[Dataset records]
..........
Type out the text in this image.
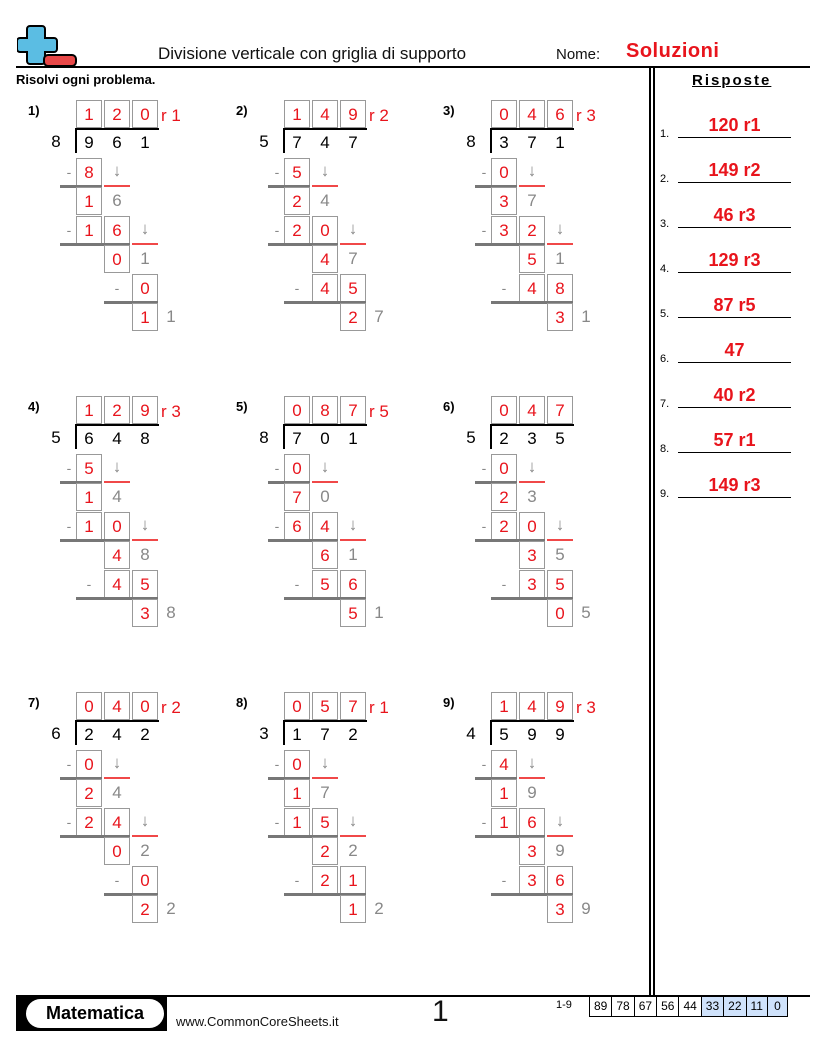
Divisione verticale con griglia di supporto	Nome: Soluzioni
Risolvi ogni problema.	Risposte
1.	120 r1
2.	149 r2
3.	46 r3
4.	129 r3
5.	87 r5
6.	47
7.	40 r2
8.	57 r1
9.	149 r3
1)	1	2	0 r 1
8	9	6	1
- 8	↓
1	6
- 1	6	↓
0	1
-	0
1 1
2)	1	4	9 r 2
5	7	4	7
- 5	↓
2	4
- 2	0	↓
4	7
-	4	5
2 7
3)	0	4	6 r 3
8	3	7	1
- 0	↓
3	7
- 3	2	↓
5	1
-	4	8
3 1
4)	1	2	9 r 3
5	6	4	8
- 5	↓
1	4
- 1	0	↓
4	8
-	4	5
3 8
5)	0	8	7 r 5
8	7	0	1
- 0	↓
7	0
- 6	4	↓
6	1
-	5	6
5 1
6)	0	4	7
5	2	3	5
- 0	↓
2	3
- 2	0	↓
3	5
-	3	5
0 5
7)	0	4	0 r 2
6	2	4	2
- 0	↓
2	4
- 2	4	↓
0	2
-	0
2 2
8)	0	5	7 r 1
3	1	7	2
- 0	↓
1	7
- 1	5	↓
2	2
-	2	1
1 2
9)	1	4	9 r 3
4	5	9	9
- 4	↓
1	9
- 1	6	↓
3	9
-	3	6
3 9
Matematica	www.CommonCoreSheets.it	1	1-9	89 78 67 56 44 33 22 11 0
..........
Ignore the images and quote every line of the listing exactly.

Type out the text in this image.
Divisione verticale con griglia di supporto	Nome: Soluzioni
Risolvi ogni problema.	Risposte
1.	120 r1
2.	149 r2
3.	46 r3
4.	129 r3
5.	87 r5
6.	47
7.	40 r2
8.	57 r1
9.	149 r3
1)	1	2	0 r 1
8	9	6	1
- 8	↓
1	6
- 1	6	↓
0	1
-	0
1 1
2)	1	4	9 r 2
5	7	4	7
- 5	↓
2	4
- 2	0	↓
4	7
-	4	5
2 7
3)	0	4	6 r 3
8	3	7	1
- 0	↓
3	7
- 3	2	↓
5	1
-	4	8
3 1
4)	1	2	9 r 3
5	6	4	8
- 5	↓
1	4
- 1	0	↓
4	8
-	4	5
3 8
5)	0	8	7 r 5
8	7	0	1
- 0	↓
7	0
- 6	4	↓
6	1
-	5	6
5 1
6)	0	4	7
5	2	3	5
- 0	↓
2	3
- 2	0	↓
3	5
-	3	5
0 5
7)	0	4	0 r 2
6	2	4	2
- 0	↓
2	4
- 2	4	↓
0	2
-	0
2 2
8)	0	5	7 r 1
3	1	7	2
- 0	↓
1	7
- 1	5	↓
2	2
-	2	1
1 2
9)	1	4	9 r 3
4	5	9	9
- 4	↓
1	9
- 1	6	↓
3	9
-	3	6
3 9
Matematica	www.CommonCoreSheets.it	1	1-9	89 78 67 56 44 33 22 11 0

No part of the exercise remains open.